* What you will do *
Write the records below out again exactly as given, with no images.

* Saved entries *
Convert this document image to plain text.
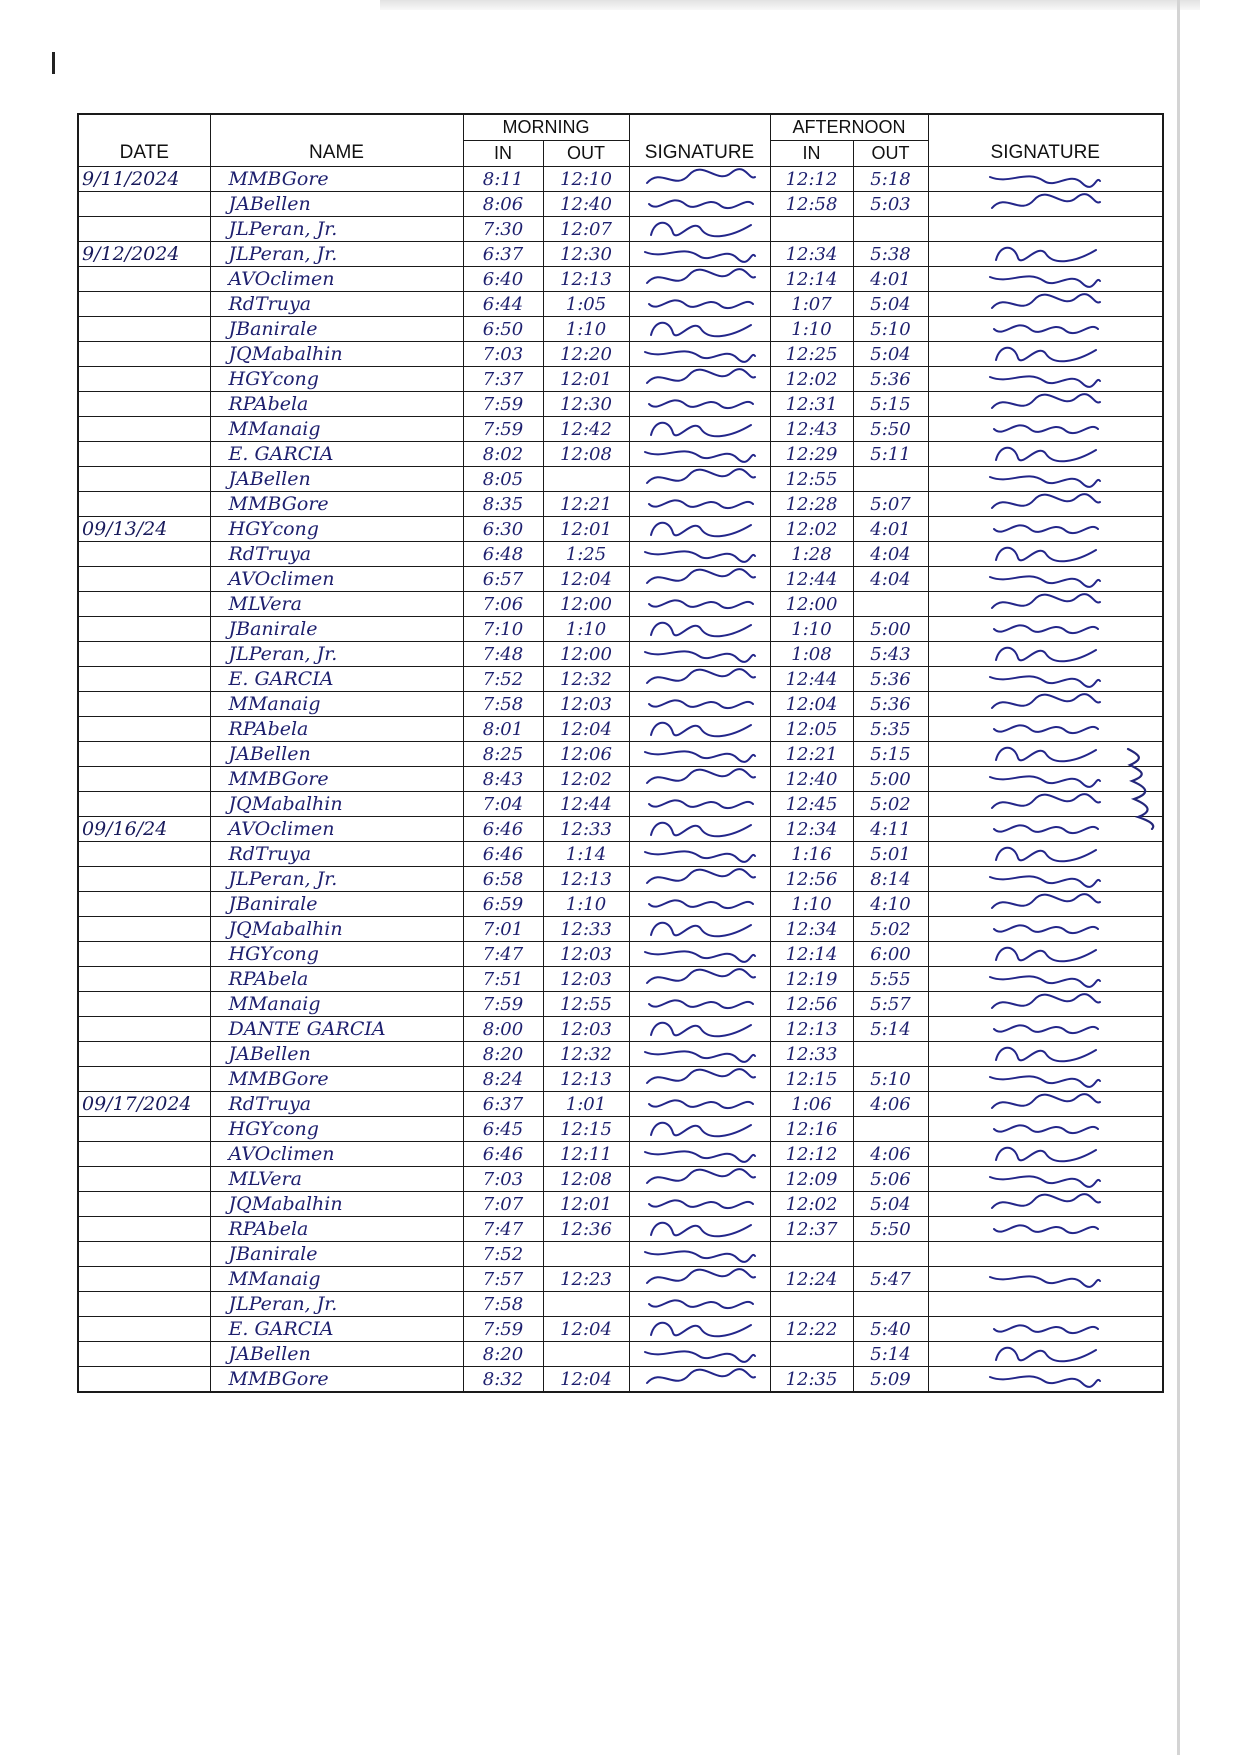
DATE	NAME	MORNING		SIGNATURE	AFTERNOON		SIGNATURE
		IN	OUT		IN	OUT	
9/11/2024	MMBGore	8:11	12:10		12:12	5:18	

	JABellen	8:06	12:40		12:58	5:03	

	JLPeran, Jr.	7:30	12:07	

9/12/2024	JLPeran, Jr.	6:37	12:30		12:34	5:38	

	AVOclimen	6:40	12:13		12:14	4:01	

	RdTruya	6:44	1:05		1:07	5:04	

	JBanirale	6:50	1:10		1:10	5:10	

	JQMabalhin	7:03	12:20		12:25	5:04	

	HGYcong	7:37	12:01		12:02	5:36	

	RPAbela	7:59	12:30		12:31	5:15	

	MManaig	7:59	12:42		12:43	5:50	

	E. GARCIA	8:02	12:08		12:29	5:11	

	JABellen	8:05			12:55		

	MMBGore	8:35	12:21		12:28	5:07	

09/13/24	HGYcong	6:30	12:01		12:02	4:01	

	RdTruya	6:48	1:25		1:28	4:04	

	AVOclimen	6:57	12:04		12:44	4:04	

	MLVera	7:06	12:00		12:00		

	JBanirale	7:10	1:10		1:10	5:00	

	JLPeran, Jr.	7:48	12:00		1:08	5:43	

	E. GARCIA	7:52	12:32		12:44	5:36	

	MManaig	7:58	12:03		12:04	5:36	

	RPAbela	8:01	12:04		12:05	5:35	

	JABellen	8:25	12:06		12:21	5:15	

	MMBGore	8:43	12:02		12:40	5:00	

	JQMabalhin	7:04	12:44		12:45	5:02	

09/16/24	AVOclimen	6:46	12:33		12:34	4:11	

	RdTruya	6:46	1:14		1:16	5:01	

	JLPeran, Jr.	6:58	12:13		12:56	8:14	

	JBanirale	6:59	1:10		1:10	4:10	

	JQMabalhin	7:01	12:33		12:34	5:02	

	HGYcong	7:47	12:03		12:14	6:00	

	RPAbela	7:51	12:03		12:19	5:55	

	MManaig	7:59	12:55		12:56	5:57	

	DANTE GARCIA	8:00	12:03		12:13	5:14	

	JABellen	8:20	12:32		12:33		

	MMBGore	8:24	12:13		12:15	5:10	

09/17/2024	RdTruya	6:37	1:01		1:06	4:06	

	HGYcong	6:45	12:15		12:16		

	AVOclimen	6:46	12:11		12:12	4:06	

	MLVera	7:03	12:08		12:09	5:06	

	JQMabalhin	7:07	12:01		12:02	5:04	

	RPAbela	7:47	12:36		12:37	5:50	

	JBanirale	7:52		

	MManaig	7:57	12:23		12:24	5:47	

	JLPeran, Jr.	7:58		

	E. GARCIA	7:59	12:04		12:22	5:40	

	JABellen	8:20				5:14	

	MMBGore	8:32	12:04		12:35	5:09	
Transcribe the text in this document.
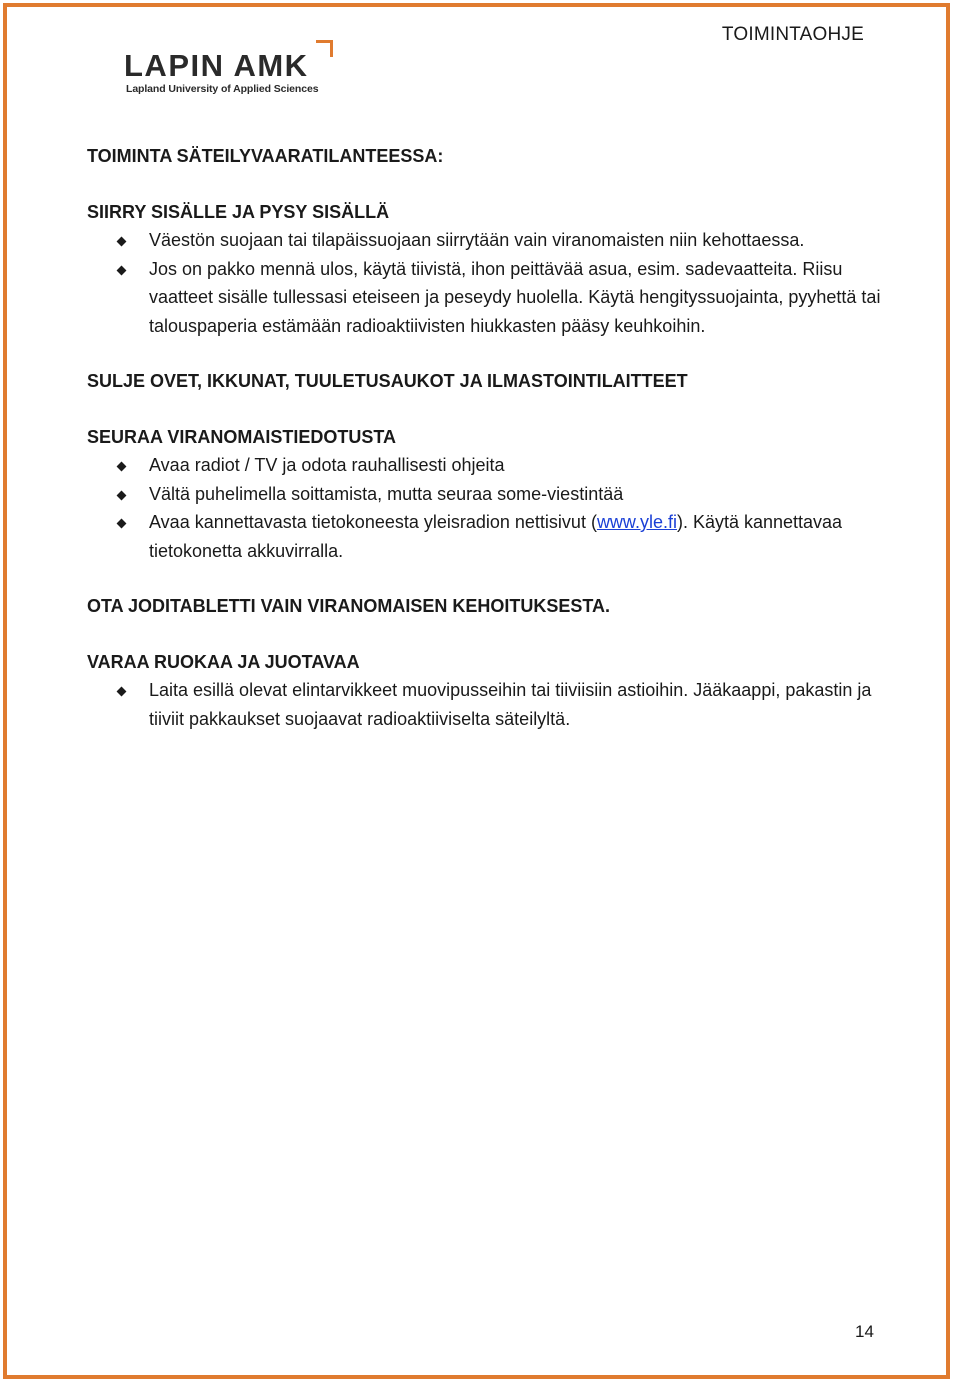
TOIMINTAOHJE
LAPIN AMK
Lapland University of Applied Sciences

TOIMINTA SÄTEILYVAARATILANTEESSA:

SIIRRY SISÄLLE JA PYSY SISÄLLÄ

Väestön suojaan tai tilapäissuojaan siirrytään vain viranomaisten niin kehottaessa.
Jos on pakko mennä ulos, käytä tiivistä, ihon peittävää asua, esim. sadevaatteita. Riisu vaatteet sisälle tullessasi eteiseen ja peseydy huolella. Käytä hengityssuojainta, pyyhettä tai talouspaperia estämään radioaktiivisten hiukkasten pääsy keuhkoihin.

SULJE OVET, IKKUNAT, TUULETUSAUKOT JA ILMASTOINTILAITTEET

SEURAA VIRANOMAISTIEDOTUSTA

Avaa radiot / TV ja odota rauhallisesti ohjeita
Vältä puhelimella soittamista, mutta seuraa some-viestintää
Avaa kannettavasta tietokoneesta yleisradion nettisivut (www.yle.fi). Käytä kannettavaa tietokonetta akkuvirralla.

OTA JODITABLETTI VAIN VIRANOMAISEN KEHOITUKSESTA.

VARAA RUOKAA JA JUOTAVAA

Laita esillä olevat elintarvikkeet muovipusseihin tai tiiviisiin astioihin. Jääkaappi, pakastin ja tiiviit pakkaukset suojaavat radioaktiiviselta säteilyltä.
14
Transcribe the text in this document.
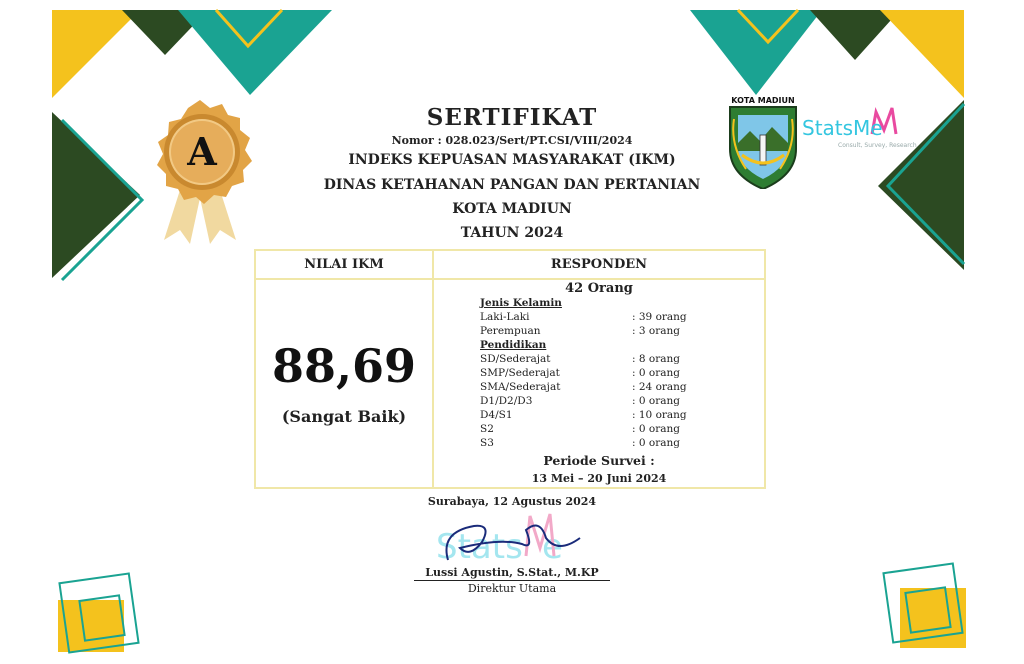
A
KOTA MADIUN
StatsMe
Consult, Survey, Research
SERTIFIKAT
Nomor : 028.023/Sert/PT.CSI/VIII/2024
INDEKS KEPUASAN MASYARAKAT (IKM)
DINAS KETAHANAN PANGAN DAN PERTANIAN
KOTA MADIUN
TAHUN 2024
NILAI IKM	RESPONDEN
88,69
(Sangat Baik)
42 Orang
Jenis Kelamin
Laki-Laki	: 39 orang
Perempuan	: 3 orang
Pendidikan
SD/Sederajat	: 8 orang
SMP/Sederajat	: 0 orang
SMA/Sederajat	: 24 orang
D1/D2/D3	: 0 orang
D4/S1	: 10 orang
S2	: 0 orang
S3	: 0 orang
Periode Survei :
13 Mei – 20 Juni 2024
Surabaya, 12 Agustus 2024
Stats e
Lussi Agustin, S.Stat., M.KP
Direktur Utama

* Answer to this task *
Convert this document image to plain text.
DATE	NAME	MORNING		SIGNATURE	AFTERNOON		SIGNATURE
		IN	OUT		IN	OUT	
9/11/2024	MMBGore	8:11	12:10		12:12	5:18	

	JABellen	8:06	12:40		12:58	5:03	

	JLPeran, Jr.	7:30	12:07	

9/12/2024	JLPeran, Jr.	6:37	12:30		12:34	5:38	

	AVOclimen	6:40	12:13		12:14	4:01	

	RdTruya	6:44	1:05		1:07	5:04	

	JBanirale	6:50	1:10		1:10	5:10	

	JQMabalhin	7:03	12:20		12:25	5:04	

	HGYcong	7:37	12:01		12:02	5:36	

	RPAbela	7:59	12:30		12:31	5:15	

	MManaig	7:59	12:42		12:43	5:50	

	E. GARCIA	8:02	12:08		12:29	5:11	

	JABellen	8:05			12:55		

	MMBGore	8:35	12:21		12:28	5:07	

09/13/24	HGYcong	6:30	12:01		12:02	4:01	

	RdTruya	6:48	1:25		1:28	4:04	

	AVOclimen	6:57	12:04		12:44	4:04	

	MLVera	7:06	12:00		12:00		

	JBanirale	7:10	1:10		1:10	5:00	

	JLPeran, Jr.	7:48	12:00		1:08	5:43	

	E. GARCIA	7:52	12:32		12:44	5:36	

	MManaig	7:58	12:03		12:04	5:36	

	RPAbela	8:01	12:04		12:05	5:35	

	JABellen	8:25	12:06		12:21	5:15	

	MMBGore	8:43	12:02		12:40	5:00	

	JQMabalhin	7:04	12:44		12:45	5:02	

09/16/24	AVOclimen	6:46	12:33		12:34	4:11	

	RdTruya	6:46	1:14		1:16	5:01	

	JLPeran, Jr.	6:58	12:13		12:56	8:14	

	JBanirale	6:59	1:10		1:10	4:10	

	JQMabalhin	7:01	12:33		12:34	5:02	

	HGYcong	7:47	12:03		12:14	6:00	

	RPAbela	7:51	12:03		12:19	5:55	

	MManaig	7:59	12:55		12:56	5:57	

	DANTE GARCIA	8:00	12:03		12:13	5:14	

	JABellen	8:20	12:32		12:33		

	MMBGore	8:24	12:13		12:15	5:10	

09/17/2024	RdTruya	6:37	1:01		1:06	4:06	

	HGYcong	6:45	12:15		12:16		

	AVOclimen	6:46	12:11		12:12	4:06	

	MLVera	7:03	12:08		12:09	5:06	

	JQMabalhin	7:07	12:01		12:02	5:04	

	RPAbela	7:47	12:36		12:37	5:50	

	JBanirale	7:52		

	MManaig	7:57	12:23		12:24	5:47	

	JLPeran, Jr.	7:58		

	E. GARCIA	7:59	12:04		12:22	5:40	

	JABellen	8:20				5:14	

	MMBGore	8:32	12:04		12:35	5:09	
Transcribe the text in this document.
TOIMINTAOHJE
LAPIN AMK
Lapland University of Applied Sciences

TOIMINTA SÄTEILYVAARATILANTEESSA:

SIIRRY SISÄLLE JA PYSY SISÄLLÄ

Väestön suojaan tai tilapäissuojaan siirrytään vain viranomaisten niin kehottaessa.
Jos on pakko mennä ulos, käytä tiivistä, ihon peittävää asua, esim. sadevaatteita. Riisu vaatteet sisälle tullessasi eteiseen ja peseydy huolella. Käytä hengityssuojainta, pyyhettä tai talouspaperia estämään radioaktiivisten hiukkasten pääsy keuhkoihin.

SULJE OVET, IKKUNAT, TUULETUSAUKOT JA ILMASTOINTILAITTEET

SEURAA VIRANOMAISTIEDOTUSTA

Avaa radiot / TV ja odota rauhallisesti ohjeita
Vältä puhelimella soittamista, mutta seuraa some-viestintää
Avaa kannettavasta tietokoneesta yleisradion nettisivut (www.yle.fi). Käytä kannettavaa tietokonetta akkuvirralla.

OTA JODITABLETTI VAIN VIRANOMAISEN KEHOITUKSESTA.

VARAA RUOKAA JA JUOTAVAA

Laita esillä olevat elintarvikkeet muovipusseihin tai tiiviisiin astioihin. Jääkaappi, pakastin ja tiiviit pakkaukset suojaavat radioaktiiviselta säteilyltä.
14
Transcribe the text in this document.
A
KOTA MADIUN
StatsMe
Consult, Survey, Research
SERTIFIKAT
Nomor : 028.023/Sert/PT.CSI/VIII/2024
INDEKS KEPUASAN MASYARAKAT (IKM)
DINAS KETAHANAN PANGAN DAN PERTANIAN
KOTA MADIUN
TAHUN 2024
NILAI IKM	RESPONDEN
88,69
(Sangat Baik)
42 Orang
Jenis Kelamin
Laki-Laki	: 39 orang
Perempuan	: 3 orang
Pendidikan
SD/Sederajat	: 8 orang
SMP/Sederajat	: 0 orang
SMA/Sederajat	: 24 orang
D1/D2/D3	: 0 orang
D4/S1	: 10 orang
S2	: 0 orang
S3	: 0 orang
Periode Survei :
13 Mei – 20 Juni 2024
Surabaya, 12 Agustus 2024
Stats e
Lussi Agustin, S.Stat., M.KP
Direktur Utama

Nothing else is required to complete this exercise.